**Task statement**
Reproduce nothing but the closing run of lines: the line with "OCR this image." and each line that follows it to the end of the data.

**Stored entries**
****************
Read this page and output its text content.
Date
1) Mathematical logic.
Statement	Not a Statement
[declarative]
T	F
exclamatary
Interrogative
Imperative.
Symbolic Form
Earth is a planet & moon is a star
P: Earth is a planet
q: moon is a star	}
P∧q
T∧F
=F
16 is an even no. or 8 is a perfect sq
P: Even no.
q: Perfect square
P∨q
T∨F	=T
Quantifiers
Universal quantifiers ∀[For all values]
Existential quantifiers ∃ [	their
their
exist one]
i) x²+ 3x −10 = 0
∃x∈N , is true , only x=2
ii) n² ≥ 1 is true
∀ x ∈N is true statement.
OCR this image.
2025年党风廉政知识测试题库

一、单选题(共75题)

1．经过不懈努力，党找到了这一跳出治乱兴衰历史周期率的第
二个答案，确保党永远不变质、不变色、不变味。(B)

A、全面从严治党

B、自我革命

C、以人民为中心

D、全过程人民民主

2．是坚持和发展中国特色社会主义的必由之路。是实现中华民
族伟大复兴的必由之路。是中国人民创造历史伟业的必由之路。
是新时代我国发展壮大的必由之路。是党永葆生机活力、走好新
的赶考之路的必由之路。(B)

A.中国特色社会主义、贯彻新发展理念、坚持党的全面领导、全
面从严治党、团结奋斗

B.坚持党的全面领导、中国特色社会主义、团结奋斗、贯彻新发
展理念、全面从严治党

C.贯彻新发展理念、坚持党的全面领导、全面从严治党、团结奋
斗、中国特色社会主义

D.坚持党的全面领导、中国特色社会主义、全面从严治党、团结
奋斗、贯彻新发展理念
****************
**Exercise answer**
OCR this image.
2025年党风廉政知识测试题库

一、单选题(共75题)

1．经过不懈努力，党找到了这一跳出治乱兴衰历史周期率的第
二个答案，确保党永远不变质、不变色、不变味。(B)

A、全面从严治党

B、自我革命

C、以人民为中心

D、全过程人民民主

2．是坚持和发展中国特色社会主义的必由之路。是实现中华民
族伟大复兴的必由之路。是中国人民创造历史伟业的必由之路。
是新时代我国发展壮大的必由之路。是党永葆生机活力、走好新
的赶考之路的必由之路。(B)

A.中国特色社会主义、贯彻新发展理念、坚持党的全面领导、全
面从严治党、团结奋斗

B.坚持党的全面领导、中国特色社会主义、团结奋斗、贯彻新发
展理念、全面从严治党

C.贯彻新发展理念、坚持党的全面领导、全面从严治党、团结奋
斗、中国特色社会主义

D.坚持党的全面领导、中国特色社会主义、全面从严治党、团结
奋斗、贯彻新发展理念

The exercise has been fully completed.